I have pretty much copied what you have done. I have two 250GB SSD's and two 500GB HDD's which I made two fusion drives from following this guide and then striped them using the terminal command you have stated. Everything seems to be working fine. Except when using black magic speed tests, the results are sometimes very slow, and others very fast. I have monitored HDD activity and there are slow reads from the SSD's to the HDD's, so I know that fusion is working (in part anyway). My question is, how does the fusion drive decide which data is moved to the HDD's and which stays on the SSD's. Now this has an obvious answer, it keeps the most recent used data on the SSD's. However, say for instance, I have a lot of data which was all accessed the same amount of times, fusion drive will store as much as it can on the SSD's (besides the 4GB per SSD it leaves for new writes). So my question is, which data has priority? This is all leading somewhere so bear with me.

The point I'm coming to with this particular set up is that, say for instance I have a data block, half on one side of the striped raid and half on the other. Is there a chance that the fusion drive - being automated and most probable having random data moves from SSD to HDD or vice versa if the data is being used a lot - that one half of my data exists on one of the SSD's, and the other half exists on the HDD of the other fusion array? Is this at all possible? If there is any element of randomness into how the fusion drive "decides" which parts of all my "unused" data exists on the SSD's, data sets will end up being mixed over both the SSD and the HDD within the raid array.

Does yourself or anyone else have any knowledge or experience of this? Could this explain why black magic speed test results are sometimes very fast and others very slow?

Thanks.
 
For those interested in upgrading to Yosemite, quick heads up that the instructions here still work great. One thing I noticed is that it looks like the Yosemite upgrade process automagically added a Recovery partition to my hard drive where previously I had two Boot partitions. Anyone else seeing this behavior?

### EXERCISE SET
1) In the fusion drive post, how much space does the fusion drive leave on each SSD for new writes?
2) According to the fusion drive post, how does the writer know that fusion is working, at least in part?
The lines after this have no connection to the fusion drive post.

### SOURCE MATERIAL
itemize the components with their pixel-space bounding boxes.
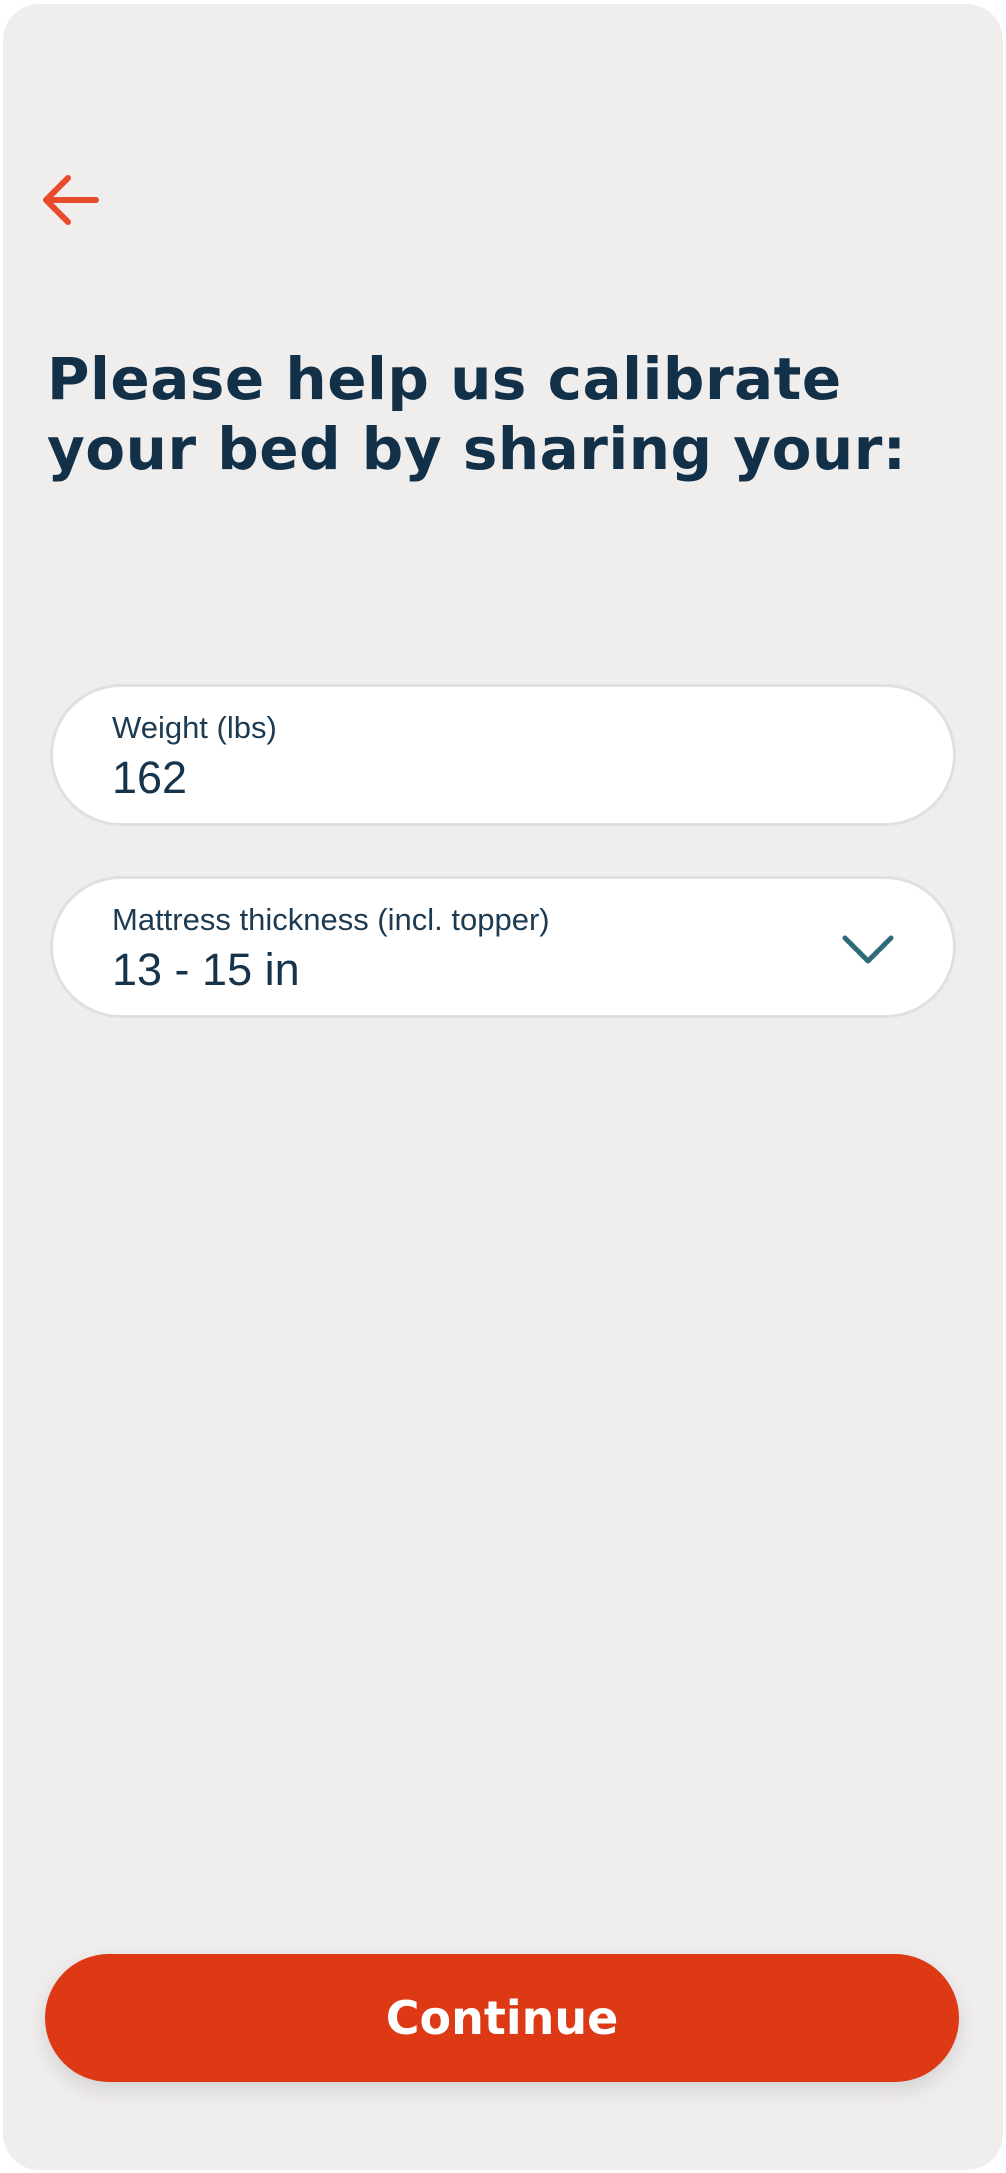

### TASK RESPONSES
1) 4GB per SSD.

2) The writer monitored HDD activity and saw slow reads from the SSDs to the HDDs. Data moving between the drives shows that fusion is doing its job, at least in part.